Short problem:
Copy all records verbatim.

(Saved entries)
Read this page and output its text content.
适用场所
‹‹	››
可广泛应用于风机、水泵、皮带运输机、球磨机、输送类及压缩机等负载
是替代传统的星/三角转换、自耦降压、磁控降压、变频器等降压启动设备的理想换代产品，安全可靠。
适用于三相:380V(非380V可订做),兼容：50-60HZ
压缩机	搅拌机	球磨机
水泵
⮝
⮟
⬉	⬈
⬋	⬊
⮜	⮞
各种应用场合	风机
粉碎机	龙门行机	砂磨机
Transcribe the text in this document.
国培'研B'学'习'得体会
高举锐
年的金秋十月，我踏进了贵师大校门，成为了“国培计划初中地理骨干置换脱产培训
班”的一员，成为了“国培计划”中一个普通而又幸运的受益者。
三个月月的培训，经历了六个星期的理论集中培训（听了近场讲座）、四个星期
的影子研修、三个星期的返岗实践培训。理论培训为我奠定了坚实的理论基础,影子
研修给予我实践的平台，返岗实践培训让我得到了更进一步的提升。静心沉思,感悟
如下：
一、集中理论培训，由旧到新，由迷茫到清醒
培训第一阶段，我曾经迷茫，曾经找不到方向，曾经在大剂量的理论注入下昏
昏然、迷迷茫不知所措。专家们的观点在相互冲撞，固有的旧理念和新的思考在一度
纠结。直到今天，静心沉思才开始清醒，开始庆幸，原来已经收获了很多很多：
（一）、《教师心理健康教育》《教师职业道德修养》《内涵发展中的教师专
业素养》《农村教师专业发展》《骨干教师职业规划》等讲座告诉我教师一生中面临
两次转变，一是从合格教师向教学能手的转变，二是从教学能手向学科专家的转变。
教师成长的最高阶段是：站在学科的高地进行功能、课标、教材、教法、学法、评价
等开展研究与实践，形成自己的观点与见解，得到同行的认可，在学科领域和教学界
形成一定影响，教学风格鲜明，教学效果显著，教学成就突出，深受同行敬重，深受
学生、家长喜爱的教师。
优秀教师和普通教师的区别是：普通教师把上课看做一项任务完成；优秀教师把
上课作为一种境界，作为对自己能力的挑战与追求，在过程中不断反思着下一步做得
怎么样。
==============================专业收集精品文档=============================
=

Exercise response:
Read this page and output its text content.
适用场所
‹‹	››
可广泛应用于风机、水泵、皮带运输机、球磨机、输送类及压缩机等负载
是替代传统的星/三角转换、自耦降压、磁控降压、变频器等降压启动设备的理想换代产品，安全可靠。
适用于三相:380V(非380V可订做),兼容：50-60HZ
压缩机	搅拌机	球磨机
水泵
⮝
⮟
⬉	⬈
⬋	⬊
⮜	⮞
各种应用场合	风机
粉碎机	龙门行机	砂磨机
Transcribe the text in this document.
国培'研B'学'习'得体会
高举锐
年的金秋十月，我踏进了贵师大校门，成为了“国培计划初中地理骨干置换脱产培训
班”的一员，成为了“国培计划”中一个普通而又幸运的受益者。
三个月月的培训，经历了六个星期的理论集中培训（听了近场讲座）、四个星期
的影子研修、三个星期的返岗实践培训。理论培训为我奠定了坚实的理论基础,影子
研修给予我实践的平台，返岗实践培训让我得到了更进一步的提升。静心沉思,感悟
如下：
一、集中理论培训，由旧到新，由迷茫到清醒
培训第一阶段，我曾经迷茫，曾经找不到方向，曾经在大剂量的理论注入下昏
昏然、迷迷茫不知所措。专家们的观点在相互冲撞，固有的旧理念和新的思考在一度
纠结。直到今天，静心沉思才开始清醒，开始庆幸，原来已经收获了很多很多：
（一）、《教师心理健康教育》《教师职业道德修养》《内涵发展中的教师专
业素养》《农村教师专业发展》《骨干教师职业规划》等讲座告诉我教师一生中面临
两次转变，一是从合格教师向教学能手的转变，二是从教学能手向学科专家的转变。
教师成长的最高阶段是：站在学科的高地进行功能、课标、教材、教法、学法、评价
等开展研究与实践，形成自己的观点与见解，得到同行的认可，在学科领域和教学界
形成一定影响，教学风格鲜明，教学效果显著，教学成就突出，深受同行敬重，深受
学生、家长喜爱的教师。
优秀教师和普通教师的区别是：普通教师把上课看做一项任务完成；优秀教师把
上课作为一种境界，作为对自己能力的挑战与追求，在过程中不断反思着下一步做得
怎么样。
==============================专业收集精品文档=============================
=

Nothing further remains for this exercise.